- 所给文段 -
======
1.7 划痕实验检测细胞迁移取对数生长期的RA-FLS细胞,待生长融合达到80%后,使用无菌移液管尖端在培养孔底部垂直标记3道等距平行划痕。随后用PBS反复冲洗3次,以彻底去除脱落的悬浮细胞。拍下3条划痕照片,获取初始时刻(0 h)及处理48 h后的划痕区域影像,每个时间点随机选取3个视野进行拍摄。采用Image J图像分析软件对划痕区域进行定量分析。划痕愈合率(%)=[(0 h面积-48 h面积)/0 h面积]×100%。
1.8 Transwell检测细胞侵袭Transwell小室检测细胞的迁移侵袭能力,用预填有Matrigel matrix的Transwell室进行细胞侵袭评估。实验前细胞在无血清培养基中饥饿24 h,然后在含1% FBS的培养液中重悬。上室接种1×105个细胞,然后在下室中添加600 μL含10% FBS的完全培养基。孵育24 h后,用棉签擦拭除上室中未穿过的细胞,4%多聚甲醛固定细胞,0.1%结晶紫染色。使用倒置显微镜,随机选取5个视野观察并计数细胞数量,取平均值。
1.9 ELISA检测采用ELISA试剂盒检测细胞上清液炎性因子水平,包括促炎因子(TNF-α、IL-1β、IL-6)和抗炎因子(IL-10)水平。
1.10 蛋白免疫印迹(Western blot)法检测收集细胞,加入裂解液提取蛋白,采用BCA试剂盒检测蛋白浓度。将50 μg的蛋白质经常规分离、转膜、封闭后,分别加入一抗PI3K(1∶1 000)、p-PI3K(1∶1 000)、AKT(1∶1 000)、p-AKT(1∶1 000)、p-mTOR(1∶1 000)、mTOR(1∶4 000)、p-GSK-3β(1∶1 000)、GSK-3β(1∶1 000)℃下过夜。然后与二抗山羊抗兔IgG、山羊抗鼠IgG在室温下孵育1 h,ECL工作液显影。以β-actin(1∶2 000)为内参,采用Image J软件对各组条带进行灰度定量。所有实验重复3次。
======
数据条目:

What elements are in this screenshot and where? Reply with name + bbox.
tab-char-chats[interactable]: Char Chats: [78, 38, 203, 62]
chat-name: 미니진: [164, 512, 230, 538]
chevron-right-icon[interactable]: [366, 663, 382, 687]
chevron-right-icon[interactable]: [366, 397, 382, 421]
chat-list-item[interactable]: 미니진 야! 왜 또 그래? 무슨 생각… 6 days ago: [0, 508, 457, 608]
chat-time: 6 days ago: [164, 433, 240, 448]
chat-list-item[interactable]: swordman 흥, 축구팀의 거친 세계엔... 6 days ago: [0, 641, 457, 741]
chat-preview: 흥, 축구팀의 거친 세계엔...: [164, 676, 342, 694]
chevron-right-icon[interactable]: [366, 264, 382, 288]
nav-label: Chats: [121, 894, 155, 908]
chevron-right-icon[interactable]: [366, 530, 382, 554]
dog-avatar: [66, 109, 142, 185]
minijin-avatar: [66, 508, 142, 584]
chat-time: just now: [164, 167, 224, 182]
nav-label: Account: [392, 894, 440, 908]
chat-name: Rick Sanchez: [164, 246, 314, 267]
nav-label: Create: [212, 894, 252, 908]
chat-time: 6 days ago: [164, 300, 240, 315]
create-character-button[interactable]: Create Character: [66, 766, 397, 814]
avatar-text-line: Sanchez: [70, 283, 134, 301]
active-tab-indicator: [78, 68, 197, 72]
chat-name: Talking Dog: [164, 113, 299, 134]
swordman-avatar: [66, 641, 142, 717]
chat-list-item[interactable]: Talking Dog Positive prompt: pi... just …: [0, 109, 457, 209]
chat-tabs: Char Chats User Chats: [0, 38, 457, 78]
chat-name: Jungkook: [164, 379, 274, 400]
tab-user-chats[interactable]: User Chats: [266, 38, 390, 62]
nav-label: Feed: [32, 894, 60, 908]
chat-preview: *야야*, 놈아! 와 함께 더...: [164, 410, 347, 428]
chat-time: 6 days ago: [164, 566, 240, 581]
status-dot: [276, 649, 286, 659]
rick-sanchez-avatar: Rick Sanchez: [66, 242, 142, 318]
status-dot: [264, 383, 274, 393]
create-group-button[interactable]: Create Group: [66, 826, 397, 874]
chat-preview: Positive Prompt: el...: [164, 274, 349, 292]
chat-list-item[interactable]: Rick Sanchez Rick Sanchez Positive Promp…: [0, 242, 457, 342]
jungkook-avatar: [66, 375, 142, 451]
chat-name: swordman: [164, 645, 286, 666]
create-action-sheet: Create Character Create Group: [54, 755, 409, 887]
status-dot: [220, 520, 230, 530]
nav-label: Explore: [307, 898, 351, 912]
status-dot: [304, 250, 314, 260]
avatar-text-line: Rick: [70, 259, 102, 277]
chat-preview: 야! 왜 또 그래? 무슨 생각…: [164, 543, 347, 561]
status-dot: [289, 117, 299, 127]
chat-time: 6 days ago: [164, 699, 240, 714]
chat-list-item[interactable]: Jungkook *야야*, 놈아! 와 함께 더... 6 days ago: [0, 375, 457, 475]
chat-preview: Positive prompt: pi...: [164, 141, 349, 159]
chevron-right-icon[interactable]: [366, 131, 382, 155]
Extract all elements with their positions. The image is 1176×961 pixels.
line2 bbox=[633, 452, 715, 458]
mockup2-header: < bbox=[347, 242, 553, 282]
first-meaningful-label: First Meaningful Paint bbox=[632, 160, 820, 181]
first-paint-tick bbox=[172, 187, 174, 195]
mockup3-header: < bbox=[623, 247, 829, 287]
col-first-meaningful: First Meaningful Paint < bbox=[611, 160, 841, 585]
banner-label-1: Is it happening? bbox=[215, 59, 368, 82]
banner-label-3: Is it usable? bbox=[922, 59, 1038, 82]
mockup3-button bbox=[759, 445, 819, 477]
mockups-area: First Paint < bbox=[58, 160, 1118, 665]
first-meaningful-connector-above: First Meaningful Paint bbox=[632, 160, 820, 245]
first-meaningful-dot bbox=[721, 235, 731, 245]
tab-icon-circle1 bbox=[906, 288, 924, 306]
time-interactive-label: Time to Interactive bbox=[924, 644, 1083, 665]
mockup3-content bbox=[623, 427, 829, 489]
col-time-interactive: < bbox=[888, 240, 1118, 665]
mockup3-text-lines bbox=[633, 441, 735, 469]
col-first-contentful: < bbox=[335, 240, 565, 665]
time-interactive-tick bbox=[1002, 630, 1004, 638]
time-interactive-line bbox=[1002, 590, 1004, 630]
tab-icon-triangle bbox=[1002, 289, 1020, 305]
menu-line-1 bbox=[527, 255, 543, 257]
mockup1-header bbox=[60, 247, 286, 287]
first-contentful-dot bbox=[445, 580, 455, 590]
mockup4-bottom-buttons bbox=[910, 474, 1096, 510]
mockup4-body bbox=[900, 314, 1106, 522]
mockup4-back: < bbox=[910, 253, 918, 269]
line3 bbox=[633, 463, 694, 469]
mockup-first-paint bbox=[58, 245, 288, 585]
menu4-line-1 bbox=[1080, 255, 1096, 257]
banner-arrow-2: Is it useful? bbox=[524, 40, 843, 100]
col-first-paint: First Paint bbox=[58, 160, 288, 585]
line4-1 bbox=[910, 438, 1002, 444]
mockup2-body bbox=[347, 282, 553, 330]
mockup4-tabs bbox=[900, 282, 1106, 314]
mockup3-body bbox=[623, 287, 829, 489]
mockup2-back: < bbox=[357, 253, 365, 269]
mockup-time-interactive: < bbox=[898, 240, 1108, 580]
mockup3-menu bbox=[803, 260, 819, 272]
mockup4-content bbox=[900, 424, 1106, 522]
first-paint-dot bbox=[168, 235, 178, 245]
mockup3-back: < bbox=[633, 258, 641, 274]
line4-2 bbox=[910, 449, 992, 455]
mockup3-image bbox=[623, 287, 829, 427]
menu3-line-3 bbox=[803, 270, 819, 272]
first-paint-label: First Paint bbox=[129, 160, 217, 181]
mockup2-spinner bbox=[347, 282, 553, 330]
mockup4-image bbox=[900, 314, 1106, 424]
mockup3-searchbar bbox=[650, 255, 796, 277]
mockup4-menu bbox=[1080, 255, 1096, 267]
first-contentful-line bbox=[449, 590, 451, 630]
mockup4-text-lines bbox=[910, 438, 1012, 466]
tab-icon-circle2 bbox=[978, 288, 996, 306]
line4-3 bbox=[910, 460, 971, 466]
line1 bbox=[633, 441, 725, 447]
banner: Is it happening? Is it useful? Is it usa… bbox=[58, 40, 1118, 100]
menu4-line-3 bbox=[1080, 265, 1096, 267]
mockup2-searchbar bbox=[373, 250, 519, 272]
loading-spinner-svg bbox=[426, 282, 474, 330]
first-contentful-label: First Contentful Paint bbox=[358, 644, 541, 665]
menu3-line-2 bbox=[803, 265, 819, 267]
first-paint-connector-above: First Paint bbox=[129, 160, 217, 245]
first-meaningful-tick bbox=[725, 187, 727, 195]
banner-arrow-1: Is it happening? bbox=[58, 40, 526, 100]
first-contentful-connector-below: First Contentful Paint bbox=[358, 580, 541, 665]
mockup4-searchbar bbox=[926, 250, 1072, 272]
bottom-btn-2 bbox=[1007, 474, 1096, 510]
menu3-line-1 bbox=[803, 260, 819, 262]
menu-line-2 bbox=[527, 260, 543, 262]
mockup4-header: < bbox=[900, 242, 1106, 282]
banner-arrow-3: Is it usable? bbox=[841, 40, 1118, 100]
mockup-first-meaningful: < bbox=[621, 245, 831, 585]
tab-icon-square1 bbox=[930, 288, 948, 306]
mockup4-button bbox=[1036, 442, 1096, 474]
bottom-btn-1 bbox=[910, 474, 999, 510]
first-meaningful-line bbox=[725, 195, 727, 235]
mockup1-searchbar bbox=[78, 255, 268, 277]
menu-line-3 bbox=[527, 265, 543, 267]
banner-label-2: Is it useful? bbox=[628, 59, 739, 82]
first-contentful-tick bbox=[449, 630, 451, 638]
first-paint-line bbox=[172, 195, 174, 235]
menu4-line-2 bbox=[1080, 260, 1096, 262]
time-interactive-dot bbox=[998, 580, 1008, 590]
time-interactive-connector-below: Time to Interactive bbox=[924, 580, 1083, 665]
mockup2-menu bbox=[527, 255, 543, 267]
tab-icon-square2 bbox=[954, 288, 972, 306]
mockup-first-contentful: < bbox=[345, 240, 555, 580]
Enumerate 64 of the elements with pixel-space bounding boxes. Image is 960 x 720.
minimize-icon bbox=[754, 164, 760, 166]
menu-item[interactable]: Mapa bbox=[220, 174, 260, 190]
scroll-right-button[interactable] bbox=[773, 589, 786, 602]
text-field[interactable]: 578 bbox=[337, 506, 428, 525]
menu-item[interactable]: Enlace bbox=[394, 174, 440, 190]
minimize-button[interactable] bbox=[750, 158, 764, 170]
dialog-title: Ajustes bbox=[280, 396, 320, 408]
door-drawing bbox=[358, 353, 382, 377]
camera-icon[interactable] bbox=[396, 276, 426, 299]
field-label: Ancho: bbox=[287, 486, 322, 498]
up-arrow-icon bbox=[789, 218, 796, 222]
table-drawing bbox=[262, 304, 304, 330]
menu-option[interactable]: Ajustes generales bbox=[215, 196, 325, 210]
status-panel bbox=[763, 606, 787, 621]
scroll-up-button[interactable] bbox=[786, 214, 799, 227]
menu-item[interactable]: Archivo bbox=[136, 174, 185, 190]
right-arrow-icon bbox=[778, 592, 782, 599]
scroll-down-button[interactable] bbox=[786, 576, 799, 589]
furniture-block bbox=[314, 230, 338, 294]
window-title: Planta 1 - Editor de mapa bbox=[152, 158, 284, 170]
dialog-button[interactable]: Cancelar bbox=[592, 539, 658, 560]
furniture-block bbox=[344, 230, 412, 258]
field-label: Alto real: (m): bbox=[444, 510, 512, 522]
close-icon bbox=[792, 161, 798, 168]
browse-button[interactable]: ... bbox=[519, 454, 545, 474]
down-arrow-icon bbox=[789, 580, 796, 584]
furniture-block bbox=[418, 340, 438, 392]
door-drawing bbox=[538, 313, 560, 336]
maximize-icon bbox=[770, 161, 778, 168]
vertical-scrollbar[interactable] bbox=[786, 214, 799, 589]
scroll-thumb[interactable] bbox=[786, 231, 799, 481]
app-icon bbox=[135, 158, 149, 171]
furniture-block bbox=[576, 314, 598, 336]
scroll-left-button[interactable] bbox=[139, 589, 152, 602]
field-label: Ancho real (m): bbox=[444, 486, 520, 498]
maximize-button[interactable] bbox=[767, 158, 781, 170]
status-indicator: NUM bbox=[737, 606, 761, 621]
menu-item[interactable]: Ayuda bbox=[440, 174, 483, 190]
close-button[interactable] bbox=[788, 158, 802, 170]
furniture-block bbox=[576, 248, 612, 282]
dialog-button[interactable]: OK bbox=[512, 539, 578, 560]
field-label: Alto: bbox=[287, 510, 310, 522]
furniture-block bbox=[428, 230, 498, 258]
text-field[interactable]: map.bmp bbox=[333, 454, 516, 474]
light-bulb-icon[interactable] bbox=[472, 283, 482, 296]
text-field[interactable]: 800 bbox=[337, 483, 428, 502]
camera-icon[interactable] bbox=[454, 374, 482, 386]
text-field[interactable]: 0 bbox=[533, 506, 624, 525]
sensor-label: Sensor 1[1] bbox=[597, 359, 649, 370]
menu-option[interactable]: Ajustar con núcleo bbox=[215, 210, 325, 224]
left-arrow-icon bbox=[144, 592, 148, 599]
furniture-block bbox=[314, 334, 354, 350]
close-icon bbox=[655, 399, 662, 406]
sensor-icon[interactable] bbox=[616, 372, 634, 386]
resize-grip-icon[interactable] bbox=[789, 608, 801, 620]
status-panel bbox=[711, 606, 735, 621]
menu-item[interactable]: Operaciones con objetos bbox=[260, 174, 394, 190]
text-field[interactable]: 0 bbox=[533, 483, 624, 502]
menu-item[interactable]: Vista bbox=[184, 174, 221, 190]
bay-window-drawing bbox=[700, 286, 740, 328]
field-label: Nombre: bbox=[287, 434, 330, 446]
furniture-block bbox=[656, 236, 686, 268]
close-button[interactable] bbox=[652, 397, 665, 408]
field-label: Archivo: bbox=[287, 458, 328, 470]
======
- 任务清单 -
1. 请从细胞实验方法文段中照原样抄写从“1.10 蛋白免疫印迹(Western blot)法检测收集细胞,加入裂解液提取蛋白,采用BCA试剂盒检测蛋白浓度。将50”到“h,ECL工作液显影。以β-actin(1∶2 000)为内参,采用Image J软件对各组条带进行灰度定量。所有实验重复3次。”为止的这一段文字。
2. 根据细胞实验方法文段，划痕实验在每个时间点随机选取几个视野进行拍摄？
3. 请在细胞实验方法文段最后一句之后，接着写出下一部分内容。

- 任务答案 -
1.
1.10 蛋白免疫印迹(Western blot)法检测收集细胞,加入裂解液提取蛋白,采用BCA试剂盒检测蛋白浓度。将50 μg的蛋白质经常规分离、转膜、封闭后,分别加入一抗PI3K(1∶1 000)、p-PI3K(1∶1 000)、AKT(1∶1 000)、p-AKT(1∶1 000)、p-mTOR(1∶1 000)、mTOR(1∶4 000)、p-GSK-3β(1∶1 000)、GSK-3β(1∶1 000)℃下过夜。然后与二抗山羊抗兔IgG、山羊抗鼠IgG在室温下孵育1 h,ECL工作液显影。以β-actin(1∶2 000)为内参,采用Image J软件对各组条带进行灰度定量。所有实验重复3次。

2. 每个时间点随机选取3个视野进行拍摄。

3.
1.11 统计学方法采用GraphPad Prism 9.5.0分析数据,采用Shapiro-Wilk检验法进行正态分布检验,所有数据均符合正态分布,计量资料采用均数±标准差(x±s)的形式表示,多组间采用one-way ANOVA分析,事后检验采用Tukey’s multiple comparisons test,均以P<0.05为差异具有统计学意义。
2 结果 2.1 透骨血竭散含药血清干预RA-FLS细胞的最佳浓度及时间不同浓度的透骨血竭散含药血清干预RA-FLS细胞12 h,细胞活力均无明显影响(P>0.05),见图 1A。在干预24和48 h后,15%和20%的透骨血竭散含药血清能显著降低RA-FLS的细胞活力(P<0.05);但15%和20%的透骨血竭散含药血清对RA-FLS细胞活力的影响比较,差异无统计学意义(P>0.05),见图 1B、1C。因此,这里选用15%的透骨血竭散含药血清干预24 h进行后续实验,可确保RA-FLS细胞活力下降。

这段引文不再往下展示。